>> begin Data excerpts

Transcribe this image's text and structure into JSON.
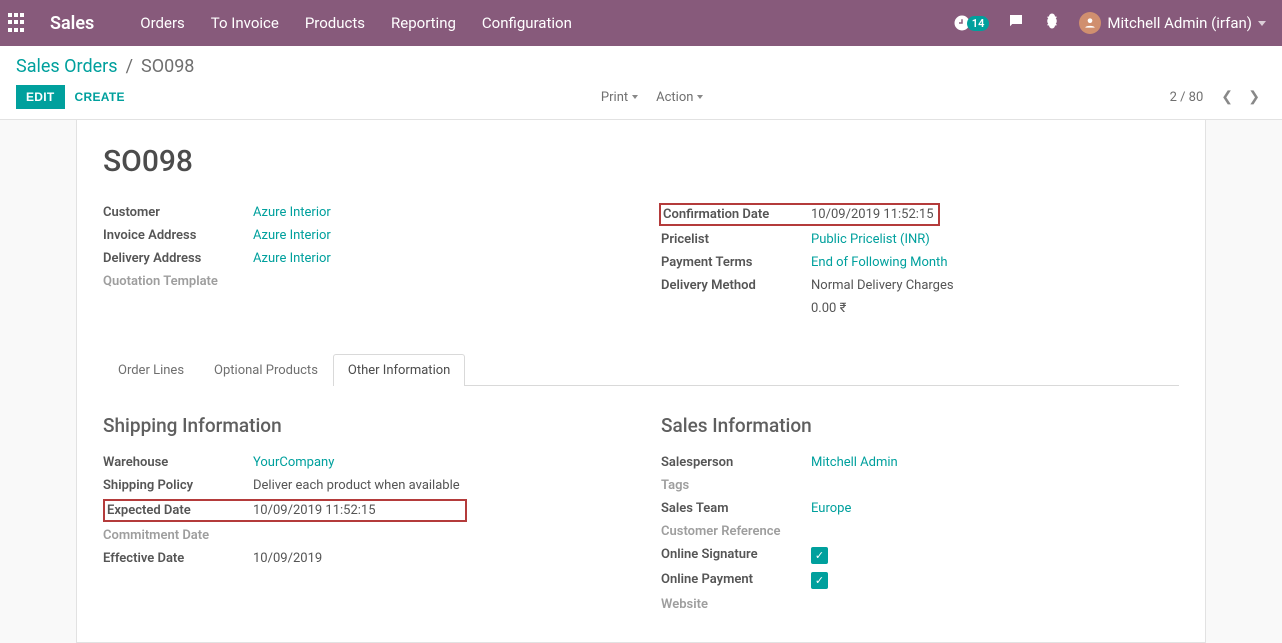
{
  "nav": {
    "brand": "Sales",
    "menu": [
      "Orders",
      "To Invoice",
      "Products",
      "Reporting",
      "Configuration"
    ],
    "badge_count": "14",
    "user_name": "Mitchell Admin (irfan)"
  },
  "breadcrumb": {
    "root": "Sales Orders",
    "current": "SO098"
  },
  "buttons": {
    "edit": "EDIT",
    "create": "CREATE"
  },
  "center_actions": {
    "print": "Print",
    "action": "Action"
  },
  "pager": {
    "position": "2 / 80"
  },
  "title": "SO098",
  "left_fields": {
    "customer_label": "Customer",
    "customer_value": "Azure Interior",
    "invoice_addr_label": "Invoice Address",
    "invoice_addr_value": "Azure Interior",
    "delivery_addr_label": "Delivery Address",
    "delivery_addr_value": "Azure Interior",
    "quotation_tmpl_label": "Quotation Template"
  },
  "right_fields": {
    "confirm_label": "Confirmation Date",
    "confirm_value": "10/09/2019 11:52:15",
    "pricelist_label": "Pricelist",
    "pricelist_value": "Public Pricelist (INR)",
    "payment_terms_label": "Payment Terms",
    "payment_terms_value": "End of Following Month",
    "delivery_method_label": "Delivery Method",
    "delivery_method_value": "Normal Delivery Charges",
    "delivery_cost_value": "0.00 ₹"
  },
  "tabs": {
    "order_lines": "Order Lines",
    "optional_products": "Optional Products",
    "other_info": "Other Information"
  },
  "shipping": {
    "heading": "Shipping Information",
    "warehouse_label": "Warehouse",
    "warehouse_value": "YourCompany",
    "policy_label": "Shipping Policy",
    "policy_value": "Deliver each product when available",
    "expected_label": "Expected Date",
    "expected_value": "10/09/2019 11:52:15",
    "commitment_label": "Commitment Date",
    "effective_label": "Effective Date",
    "effective_value": "10/09/2019"
  },
  "sales_info": {
    "heading": "Sales Information",
    "salesperson_label": "Salesperson",
    "salesperson_value": "Mitchell Admin",
    "tags_label": "Tags",
    "team_label": "Sales Team",
    "team_value": "Europe",
    "custref_label": "Customer Reference",
    "online_sig_label": "Online Signature",
    "online_pay_label": "Online Payment",
    "website_label": "Website"
  }
}
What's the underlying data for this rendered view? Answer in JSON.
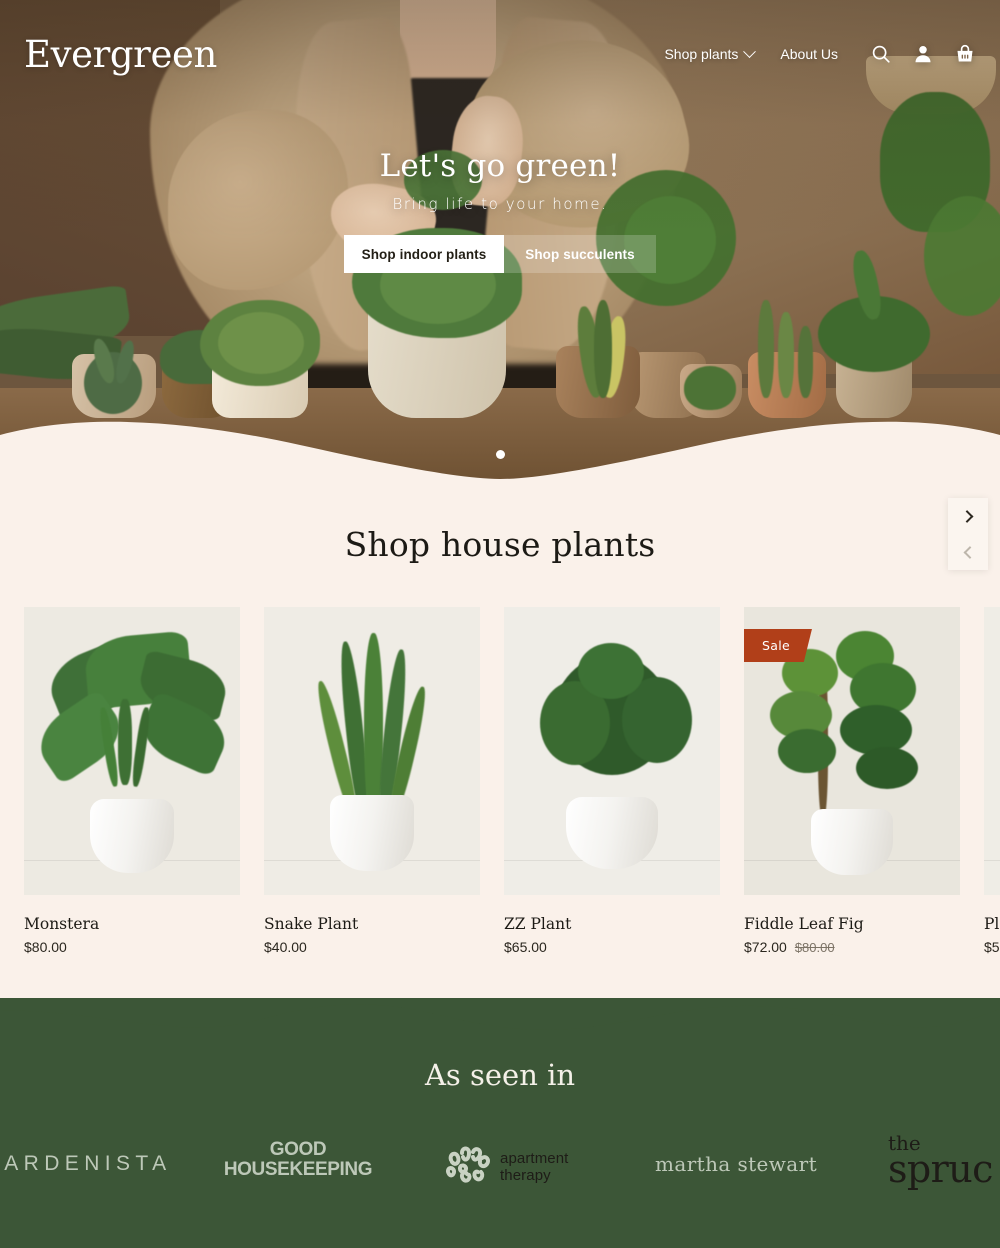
{
  "brand": {
    "name": "Evergreen"
  },
  "header": {
    "nav": [
      {
        "label": "Shop plants",
        "icon": "chevron-down-icon",
        "has_dropdown": true
      },
      {
        "label": "About Us",
        "has_dropdown": false
      }
    ],
    "icons": [
      {
        "name": "search-icon",
        "label": "Search"
      },
      {
        "name": "account-icon",
        "label": "Account"
      },
      {
        "name": "cart-icon",
        "label": "Cart"
      }
    ]
  },
  "hero": {
    "title": "Let's go green!",
    "subtitle": "Bring life to your home.",
    "primary_button": "Shop indoor plants",
    "secondary_button": "Shop succulents",
    "carousel_dots": 1,
    "active_dot": 0
  },
  "shop": {
    "title": "Shop house plants",
    "sale_badge_label": "Sale",
    "next_label": "Next",
    "prev_label": "Previous",
    "products": [
      {
        "name": "Monstera",
        "price": "$80.00",
        "compare_at": "",
        "on_sale": false
      },
      {
        "name": "Snake Plant",
        "price": "$40.00",
        "compare_at": "",
        "on_sale": false
      },
      {
        "name": "ZZ Plant",
        "price": "$65.00",
        "compare_at": "",
        "on_sale": false
      },
      {
        "name": "Fiddle Leaf Fig",
        "price": "$72.00",
        "compare_at": "$80.00",
        "on_sale": true
      },
      {
        "name": "Pl",
        "price": "$5",
        "compare_at": "",
        "on_sale": false
      }
    ]
  },
  "press": {
    "title": "As seen in",
    "logos": [
      {
        "name": "GARDENISTA"
      },
      {
        "name": "GOOD",
        "name2": "HOUSEKEEPING"
      },
      {
        "name": "apartment",
        "name2": "therapy"
      },
      {
        "name": "martha stewart"
      },
      {
        "name": "the",
        "name2": "spruc"
      }
    ]
  },
  "colors": {
    "cream": "#FAF1EA",
    "green": "#3C5637",
    "sale": "#B13F19",
    "text": "#1C1A15"
  }
}
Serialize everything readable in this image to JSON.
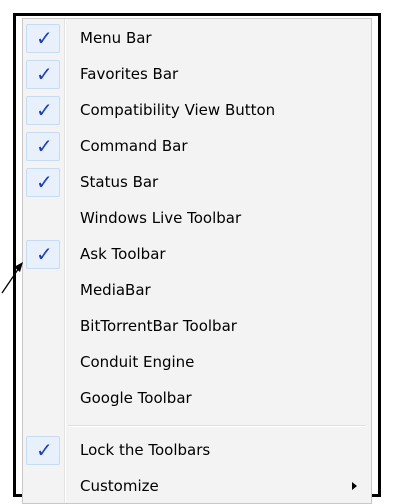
{
  "menu": {
    "items": [
      {
        "label": "Menu Bar",
        "checked": true
      },
      {
        "label": "Favorites Bar",
        "checked": true
      },
      {
        "label": "Compatibility View Button",
        "checked": true
      },
      {
        "label": "Command Bar",
        "checked": true
      },
      {
        "label": "Status Bar",
        "checked": true
      },
      {
        "label": "Windows Live Toolbar",
        "checked": false
      },
      {
        "label": "Ask Toolbar",
        "checked": true
      },
      {
        "label": "MediaBar",
        "checked": false
      },
      {
        "label": "BitTorrentBar Toolbar",
        "checked": false
      },
      {
        "label": "Conduit Engine",
        "checked": false
      },
      {
        "label": "Google Toolbar",
        "checked": false
      }
    ],
    "lower_items": [
      {
        "label": "Lock the Toolbars",
        "checked": true
      },
      {
        "label": "Customize",
        "checked": false,
        "has_submenu": true
      }
    ],
    "check_glyph": "✓",
    "colors": {
      "check": "#1d3fb8",
      "check_background": "#e8f1fb",
      "menu_background": "#f3f3f3"
    }
  }
}
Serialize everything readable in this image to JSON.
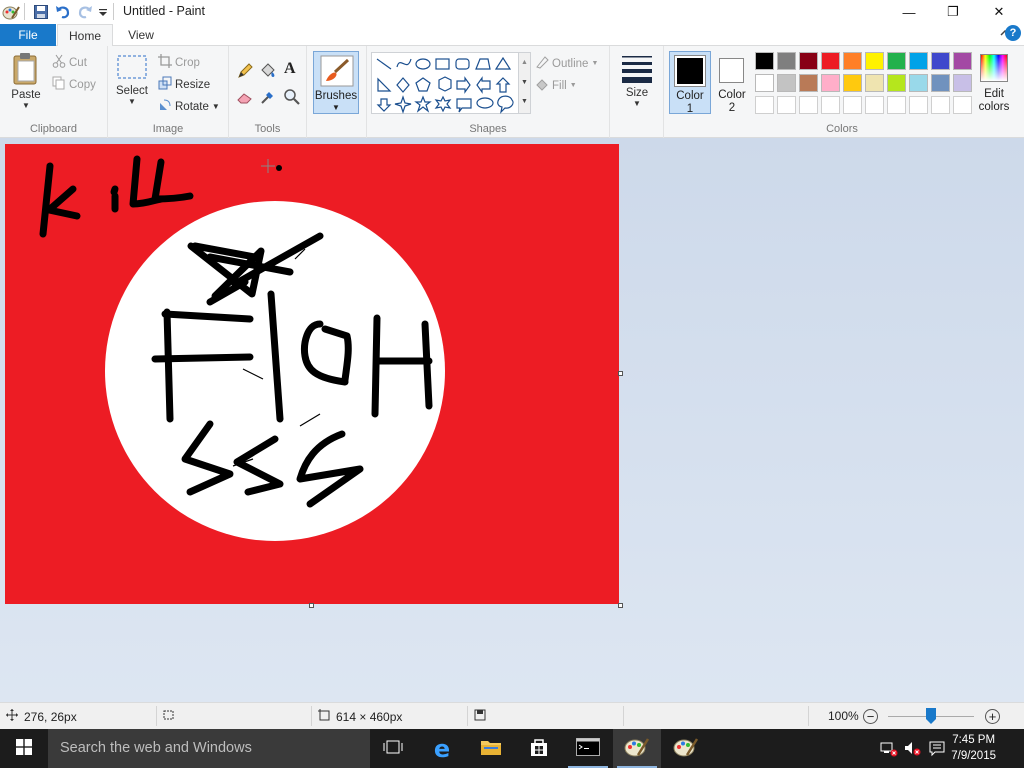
{
  "window": {
    "title": "Untitled - Paint",
    "minimize_glyph": "—",
    "maximize_glyph": "❐",
    "close_glyph": "✕"
  },
  "tabs": {
    "file": "File",
    "home": "Home",
    "view": "View"
  },
  "clipboard": {
    "paste": "Paste",
    "cut": "Cut",
    "copy": "Copy",
    "label": "Clipboard"
  },
  "image": {
    "select": "Select",
    "crop": "Crop",
    "resize": "Resize",
    "rotate": "Rotate",
    "label": "Image"
  },
  "tools": {
    "label": "Tools"
  },
  "brushes": {
    "label": "Brushes"
  },
  "shapes": {
    "outline": "Outline",
    "fill": "Fill",
    "label": "Shapes"
  },
  "size": {
    "label": "Size"
  },
  "color1": {
    "label1": "Color",
    "label2": "1"
  },
  "color2": {
    "label1": "Color",
    "label2": "2"
  },
  "colors": {
    "label": "Colors",
    "edit1": "Edit",
    "edit2": "colors",
    "row1": [
      "#000000",
      "#7f7f7f",
      "#880015",
      "#ed1c24",
      "#ff7f27",
      "#fff200",
      "#22b14c",
      "#00a2e8",
      "#3f48cc",
      "#a349a4"
    ],
    "row2": [
      "#ffffff",
      "#c3c3c3",
      "#b97a57",
      "#ffaec9",
      "#ffc90e",
      "#efe4b0",
      "#b5e61d",
      "#99d9ea",
      "#7092be",
      "#c8bfe7"
    ],
    "color1_value": "#000000",
    "color2_value": "#ffffff"
  },
  "canvas": {
    "background": "#ed1c24",
    "circle": "#ffffff",
    "ink": "#000000"
  },
  "status": {
    "cursor_pos": "276, 26px",
    "image_size": "614 × 460px",
    "zoom": "100%",
    "zoom_level": 0.5
  },
  "taskbar": {
    "search_placeholder": "Search the web and Windows",
    "time": "7:45 PM",
    "date": "7/9/2015"
  }
}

>> end Data excerpts

§ Written exercise: From the data, pick out every line that includes "home".

§ Completed task:
    "subtitle": "Bring life to your home.",
    "home": "Home",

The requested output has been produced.